"""
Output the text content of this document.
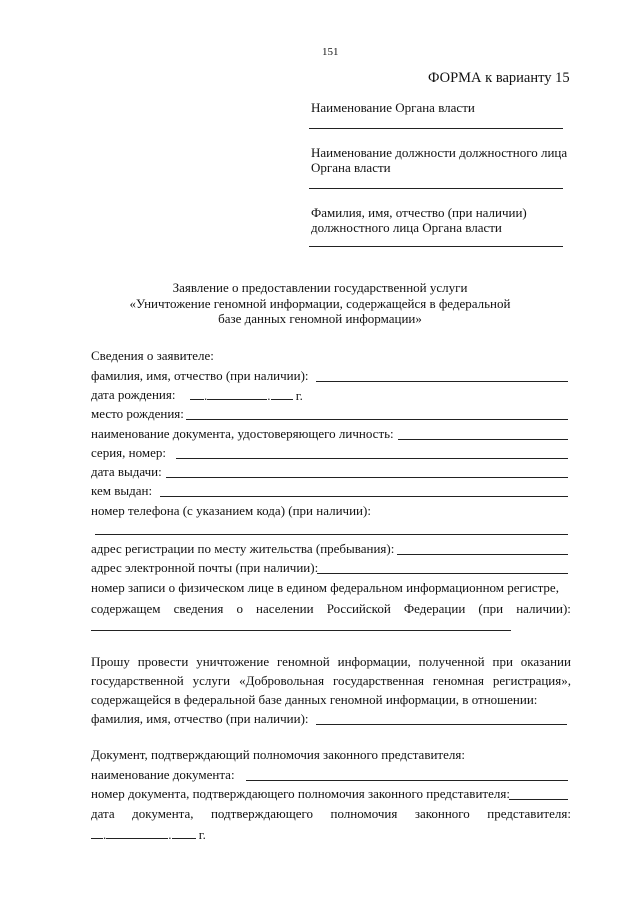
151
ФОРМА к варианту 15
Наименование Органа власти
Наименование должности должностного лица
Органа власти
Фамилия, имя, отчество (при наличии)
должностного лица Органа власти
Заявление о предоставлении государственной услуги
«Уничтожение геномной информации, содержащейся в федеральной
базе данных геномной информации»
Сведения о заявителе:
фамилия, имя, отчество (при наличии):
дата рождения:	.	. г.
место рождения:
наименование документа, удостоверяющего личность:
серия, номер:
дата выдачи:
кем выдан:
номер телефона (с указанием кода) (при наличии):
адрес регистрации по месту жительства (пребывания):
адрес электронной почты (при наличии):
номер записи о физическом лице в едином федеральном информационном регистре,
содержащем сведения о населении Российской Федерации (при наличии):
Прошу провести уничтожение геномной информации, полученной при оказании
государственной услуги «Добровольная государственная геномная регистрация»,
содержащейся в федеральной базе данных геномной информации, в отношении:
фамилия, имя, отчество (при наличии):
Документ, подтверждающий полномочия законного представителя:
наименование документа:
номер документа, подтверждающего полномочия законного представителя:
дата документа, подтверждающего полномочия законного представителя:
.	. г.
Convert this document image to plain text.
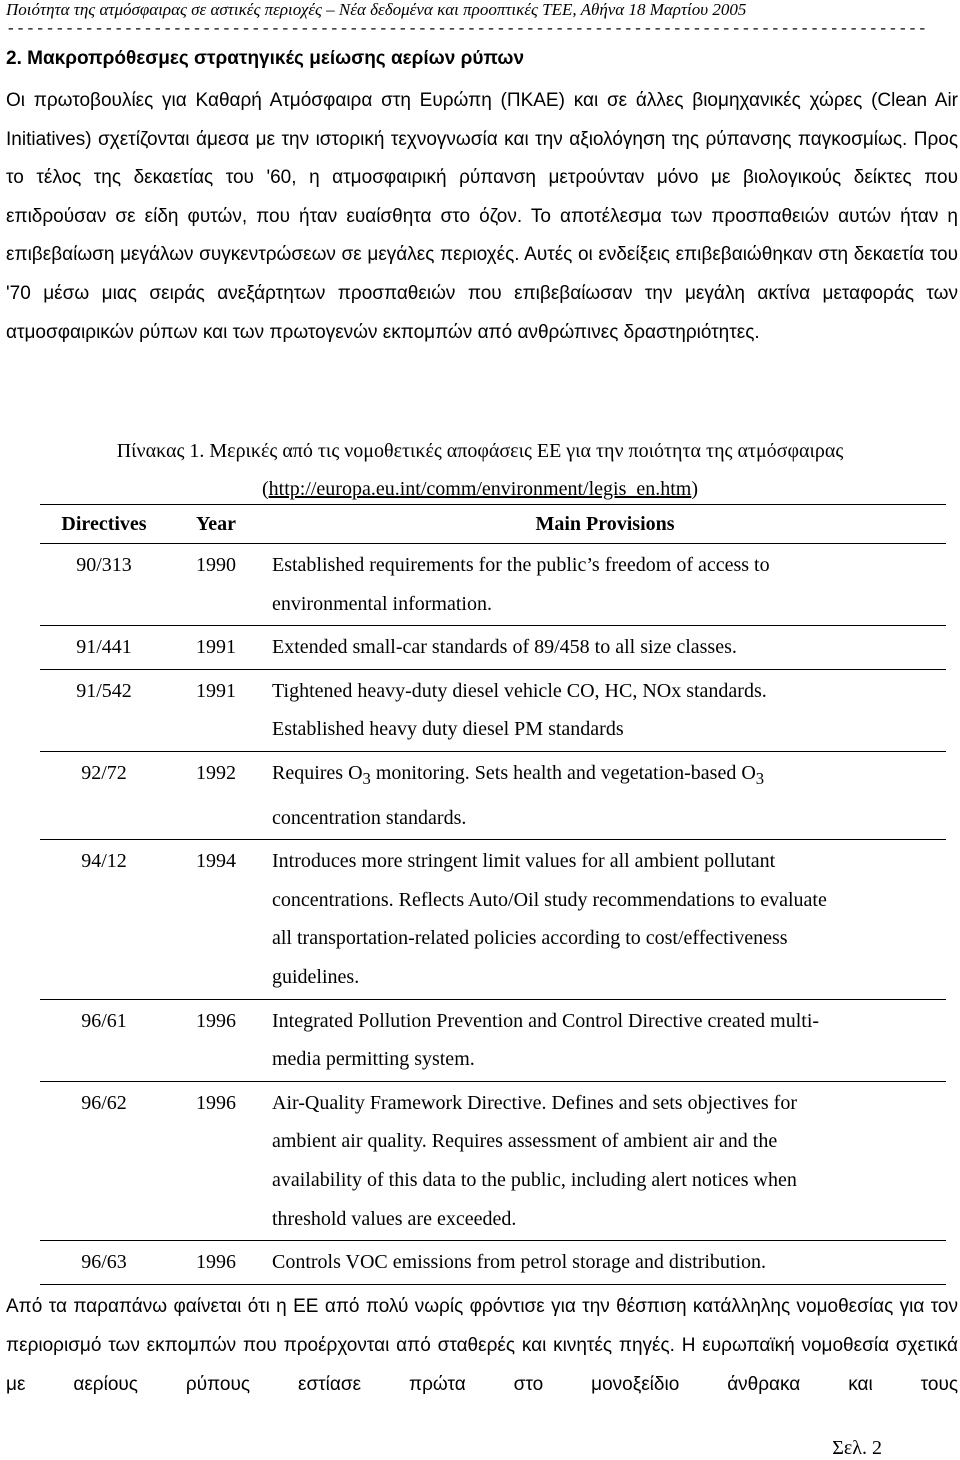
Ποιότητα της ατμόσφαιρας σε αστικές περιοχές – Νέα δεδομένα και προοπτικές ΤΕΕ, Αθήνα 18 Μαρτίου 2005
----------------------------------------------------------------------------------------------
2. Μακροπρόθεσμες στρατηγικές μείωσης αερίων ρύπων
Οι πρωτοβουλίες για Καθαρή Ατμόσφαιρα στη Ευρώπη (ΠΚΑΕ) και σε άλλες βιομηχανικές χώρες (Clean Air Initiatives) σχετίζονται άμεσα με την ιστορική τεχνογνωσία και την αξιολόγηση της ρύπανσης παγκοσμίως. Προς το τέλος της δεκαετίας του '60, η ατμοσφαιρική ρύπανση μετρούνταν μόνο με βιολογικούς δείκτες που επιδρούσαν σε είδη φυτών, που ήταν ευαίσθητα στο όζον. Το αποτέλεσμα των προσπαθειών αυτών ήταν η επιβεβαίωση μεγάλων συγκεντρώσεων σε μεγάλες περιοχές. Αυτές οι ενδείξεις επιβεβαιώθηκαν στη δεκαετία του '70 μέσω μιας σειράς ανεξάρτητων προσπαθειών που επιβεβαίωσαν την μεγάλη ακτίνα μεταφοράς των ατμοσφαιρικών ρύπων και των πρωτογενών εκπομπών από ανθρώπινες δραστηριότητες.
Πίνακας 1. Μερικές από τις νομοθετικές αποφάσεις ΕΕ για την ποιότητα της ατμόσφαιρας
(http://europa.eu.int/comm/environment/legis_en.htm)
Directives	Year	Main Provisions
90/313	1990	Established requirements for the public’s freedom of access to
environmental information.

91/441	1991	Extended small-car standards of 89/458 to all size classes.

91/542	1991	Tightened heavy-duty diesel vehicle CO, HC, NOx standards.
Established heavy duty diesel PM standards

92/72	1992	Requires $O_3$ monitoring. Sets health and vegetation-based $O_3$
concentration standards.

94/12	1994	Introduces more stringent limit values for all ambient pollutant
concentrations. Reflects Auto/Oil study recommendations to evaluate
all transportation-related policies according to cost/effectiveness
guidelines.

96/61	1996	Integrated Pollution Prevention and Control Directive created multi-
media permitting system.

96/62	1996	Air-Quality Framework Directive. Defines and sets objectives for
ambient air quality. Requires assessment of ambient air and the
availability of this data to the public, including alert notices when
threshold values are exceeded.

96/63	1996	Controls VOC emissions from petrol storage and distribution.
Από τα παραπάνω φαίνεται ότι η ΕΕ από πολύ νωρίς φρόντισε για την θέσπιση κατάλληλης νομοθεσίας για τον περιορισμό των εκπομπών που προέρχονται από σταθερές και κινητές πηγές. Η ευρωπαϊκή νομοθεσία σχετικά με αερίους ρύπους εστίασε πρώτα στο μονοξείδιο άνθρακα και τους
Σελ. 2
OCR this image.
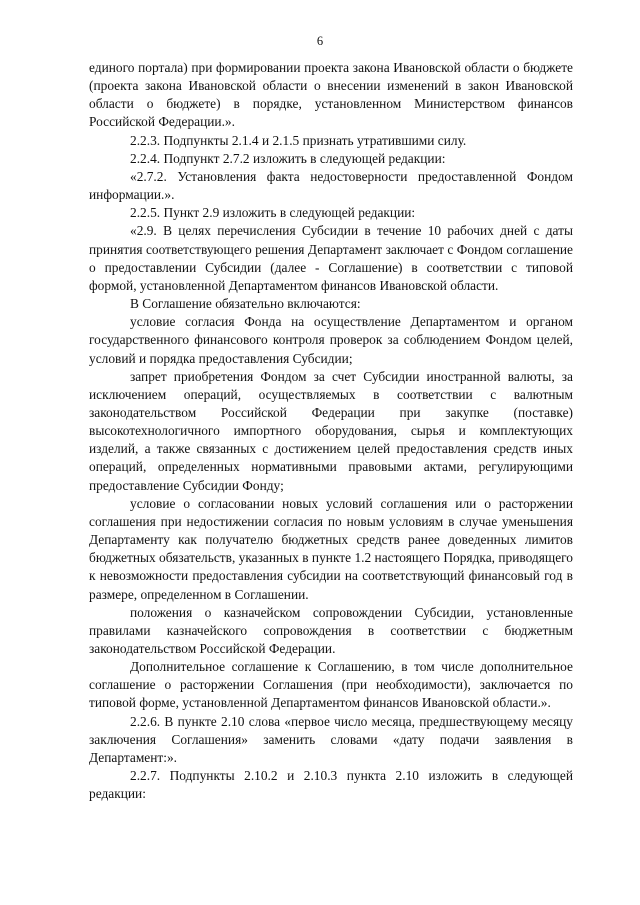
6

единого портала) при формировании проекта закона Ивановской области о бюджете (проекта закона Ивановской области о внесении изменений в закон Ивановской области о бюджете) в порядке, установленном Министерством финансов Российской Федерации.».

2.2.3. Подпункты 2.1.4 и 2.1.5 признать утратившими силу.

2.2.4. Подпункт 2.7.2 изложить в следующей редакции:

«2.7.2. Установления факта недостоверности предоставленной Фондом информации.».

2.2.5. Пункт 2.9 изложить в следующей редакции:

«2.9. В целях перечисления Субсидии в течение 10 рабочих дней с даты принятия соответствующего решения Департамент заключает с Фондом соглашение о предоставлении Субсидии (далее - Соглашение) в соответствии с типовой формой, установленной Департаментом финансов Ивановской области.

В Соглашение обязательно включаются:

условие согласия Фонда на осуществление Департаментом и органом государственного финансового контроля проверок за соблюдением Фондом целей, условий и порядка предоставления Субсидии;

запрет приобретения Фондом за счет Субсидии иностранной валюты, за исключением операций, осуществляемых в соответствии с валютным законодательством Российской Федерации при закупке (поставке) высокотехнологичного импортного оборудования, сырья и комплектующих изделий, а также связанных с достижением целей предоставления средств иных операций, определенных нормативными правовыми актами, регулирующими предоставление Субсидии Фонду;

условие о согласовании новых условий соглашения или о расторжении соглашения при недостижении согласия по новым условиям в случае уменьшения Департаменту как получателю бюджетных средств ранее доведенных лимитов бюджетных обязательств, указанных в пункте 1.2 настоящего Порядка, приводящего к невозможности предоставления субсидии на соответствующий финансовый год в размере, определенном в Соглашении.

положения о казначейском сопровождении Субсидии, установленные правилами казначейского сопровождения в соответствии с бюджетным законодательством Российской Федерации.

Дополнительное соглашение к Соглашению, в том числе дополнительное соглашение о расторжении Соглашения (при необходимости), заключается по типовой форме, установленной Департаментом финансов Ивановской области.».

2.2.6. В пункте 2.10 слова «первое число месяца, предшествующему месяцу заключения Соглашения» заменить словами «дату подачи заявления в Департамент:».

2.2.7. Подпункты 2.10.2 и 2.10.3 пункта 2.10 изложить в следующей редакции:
"""
* **Problem details**
Above are the entries; count how many of their lines contain the word "document" and give only that number.

* **Complete response**
2